Input records ▸

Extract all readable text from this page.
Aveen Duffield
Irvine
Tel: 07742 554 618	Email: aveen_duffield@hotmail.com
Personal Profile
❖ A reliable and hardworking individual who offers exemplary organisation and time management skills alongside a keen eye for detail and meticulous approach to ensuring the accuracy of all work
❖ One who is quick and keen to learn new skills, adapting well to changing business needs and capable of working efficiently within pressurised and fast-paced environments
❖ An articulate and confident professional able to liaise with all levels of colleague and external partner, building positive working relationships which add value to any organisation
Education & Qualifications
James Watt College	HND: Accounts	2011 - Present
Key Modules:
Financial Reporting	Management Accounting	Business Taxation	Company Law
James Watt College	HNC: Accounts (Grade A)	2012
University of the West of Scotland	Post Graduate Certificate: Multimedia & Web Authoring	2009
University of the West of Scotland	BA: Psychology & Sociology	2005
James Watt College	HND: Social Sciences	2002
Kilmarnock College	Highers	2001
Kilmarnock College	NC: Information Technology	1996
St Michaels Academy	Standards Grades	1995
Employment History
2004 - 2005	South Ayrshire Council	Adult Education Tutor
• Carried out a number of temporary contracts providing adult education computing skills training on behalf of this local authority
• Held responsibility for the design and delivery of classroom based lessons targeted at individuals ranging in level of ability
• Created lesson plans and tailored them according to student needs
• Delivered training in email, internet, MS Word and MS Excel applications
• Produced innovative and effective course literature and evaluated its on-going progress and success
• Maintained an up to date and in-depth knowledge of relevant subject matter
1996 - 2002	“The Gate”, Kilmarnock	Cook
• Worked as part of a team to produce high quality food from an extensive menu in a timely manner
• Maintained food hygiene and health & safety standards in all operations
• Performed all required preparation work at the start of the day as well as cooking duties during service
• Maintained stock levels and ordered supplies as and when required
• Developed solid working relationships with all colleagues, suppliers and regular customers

Exercise prompt ▸
Single out each line of the records above with the string "required" in it, and copy it.

Output for this task ▸
• Performed all required preparation work at the start of the day as well as cooking duties during service
• Maintained stock levels and ordered supplies as and when required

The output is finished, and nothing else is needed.